Instructions to follow:
Work out how many lines of the listing hold "Vythos", then state only that count.

Data entries:

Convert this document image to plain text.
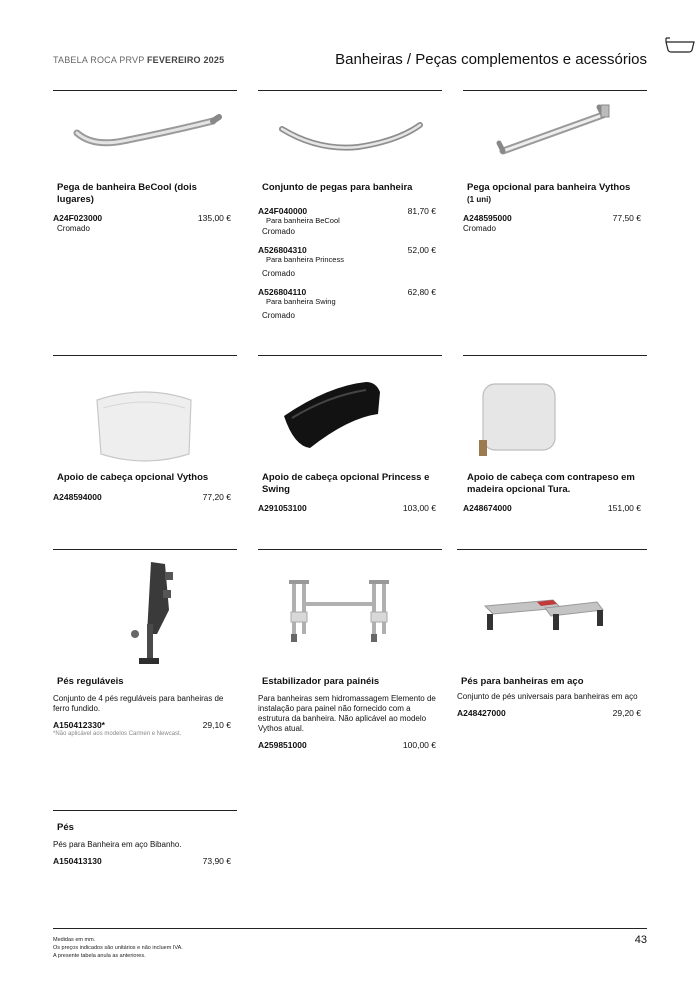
TABELA ROCA PRVP FEVEREIRO 2025	Banheiras / Peças complementos e acessórios
Pega de banheira BeCool (dois lugares)
A24F023000	135,00 €
Cromado
Conjunto de pegas para banheira
A24F040000	81,70 €
Para banheira BeCool
Cromado
A526804310	52,00 €
Para banheira Princess
Cromado
A526804110	62,80 €
Para banheira Swing
Cromado
Pega opcional para banheira Vythos
(1 uni)
A248595000	77,50 €
Cromado
Apoio de cabeça opcional Vythos
A248594000	77,20 €
Apoio de cabeça opcional Princess e Swing
A291053100	103,00 €
Apoio de cabeça com contrapeso em madeira opcional Tura.
A248674000	151,00 €
Pés reguláveis
Conjunto de 4 pés reguláveis para banheiras de ferro fundido.
A150412330*	29,10 €
*Não aplicável aos modelos Carmen e Newcast.
Estabilizador para painéis
Para banheiras sem hidromassagem Elemento de instalação para painel não fornecido com a estrutura da banheira. Não aplicável ao modelo Vythos atual.
A259851000	100,00 €
Pés para banheiras em aço
Conjunto de pés universais para banheiras em aço
A248427000	29,20 €
Pés
Pés para Banheira em aço Bibanho.
A150413130	73,90 €
Medidas em mm.
Os preços indicados são unitários e não incluem IVA.
A presente tabela anula as anteriores.
43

Written solution:
3